» **Objective**
Give only the number of lines in the data that contain the word "content".
=-=-=
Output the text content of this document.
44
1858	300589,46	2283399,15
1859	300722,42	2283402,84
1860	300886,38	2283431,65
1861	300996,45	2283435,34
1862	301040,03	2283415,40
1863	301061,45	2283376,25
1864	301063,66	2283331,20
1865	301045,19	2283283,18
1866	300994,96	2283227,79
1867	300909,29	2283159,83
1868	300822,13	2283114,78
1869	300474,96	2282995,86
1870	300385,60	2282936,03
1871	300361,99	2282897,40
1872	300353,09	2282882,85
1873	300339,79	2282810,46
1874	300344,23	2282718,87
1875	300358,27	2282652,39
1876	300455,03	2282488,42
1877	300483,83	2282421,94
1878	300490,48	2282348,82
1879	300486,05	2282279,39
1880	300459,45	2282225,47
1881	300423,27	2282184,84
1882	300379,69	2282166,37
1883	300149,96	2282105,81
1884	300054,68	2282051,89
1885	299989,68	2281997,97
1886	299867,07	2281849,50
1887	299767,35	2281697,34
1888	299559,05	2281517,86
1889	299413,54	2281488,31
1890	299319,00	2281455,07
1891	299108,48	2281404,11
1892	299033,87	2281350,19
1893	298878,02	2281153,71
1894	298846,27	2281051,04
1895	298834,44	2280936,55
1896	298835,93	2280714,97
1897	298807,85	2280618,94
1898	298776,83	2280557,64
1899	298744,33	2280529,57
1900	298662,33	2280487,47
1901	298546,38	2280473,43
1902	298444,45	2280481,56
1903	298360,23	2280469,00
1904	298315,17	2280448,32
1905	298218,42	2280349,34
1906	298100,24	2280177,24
=-=-=
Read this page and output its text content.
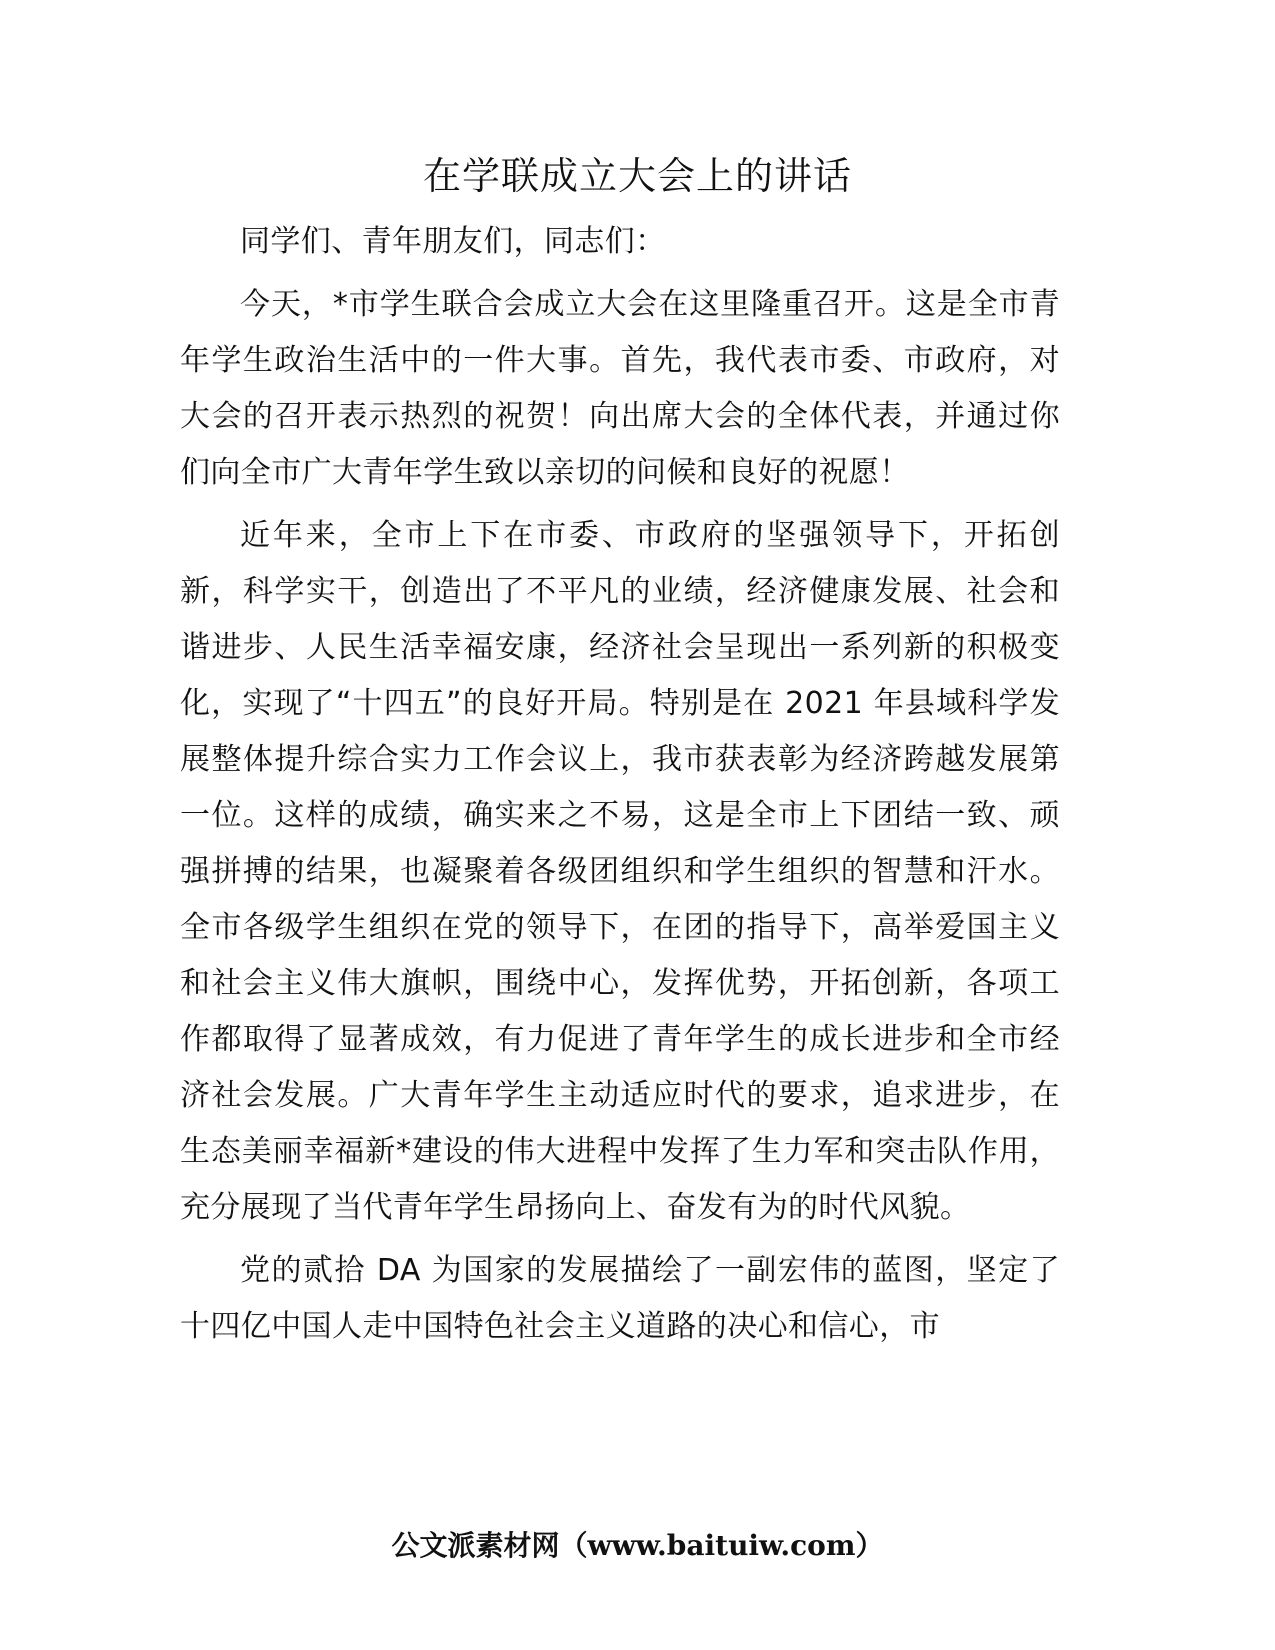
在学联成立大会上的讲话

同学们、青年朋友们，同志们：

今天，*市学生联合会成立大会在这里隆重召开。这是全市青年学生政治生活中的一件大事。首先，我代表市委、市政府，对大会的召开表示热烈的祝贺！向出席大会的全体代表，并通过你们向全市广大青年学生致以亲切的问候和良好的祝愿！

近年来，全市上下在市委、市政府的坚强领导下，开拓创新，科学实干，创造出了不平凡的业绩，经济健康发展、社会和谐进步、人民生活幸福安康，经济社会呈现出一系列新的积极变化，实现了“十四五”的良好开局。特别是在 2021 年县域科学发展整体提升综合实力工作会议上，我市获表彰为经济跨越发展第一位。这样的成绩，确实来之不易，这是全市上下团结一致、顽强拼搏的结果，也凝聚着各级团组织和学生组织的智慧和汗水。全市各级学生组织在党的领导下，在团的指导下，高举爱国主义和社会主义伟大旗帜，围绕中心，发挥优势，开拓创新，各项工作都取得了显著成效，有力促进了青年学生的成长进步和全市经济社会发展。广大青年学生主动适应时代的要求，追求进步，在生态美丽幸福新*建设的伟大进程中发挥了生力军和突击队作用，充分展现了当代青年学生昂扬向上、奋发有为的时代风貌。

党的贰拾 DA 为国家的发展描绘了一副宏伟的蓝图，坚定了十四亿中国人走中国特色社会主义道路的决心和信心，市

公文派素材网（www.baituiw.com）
=-=-=
» **Result of the exercise**
2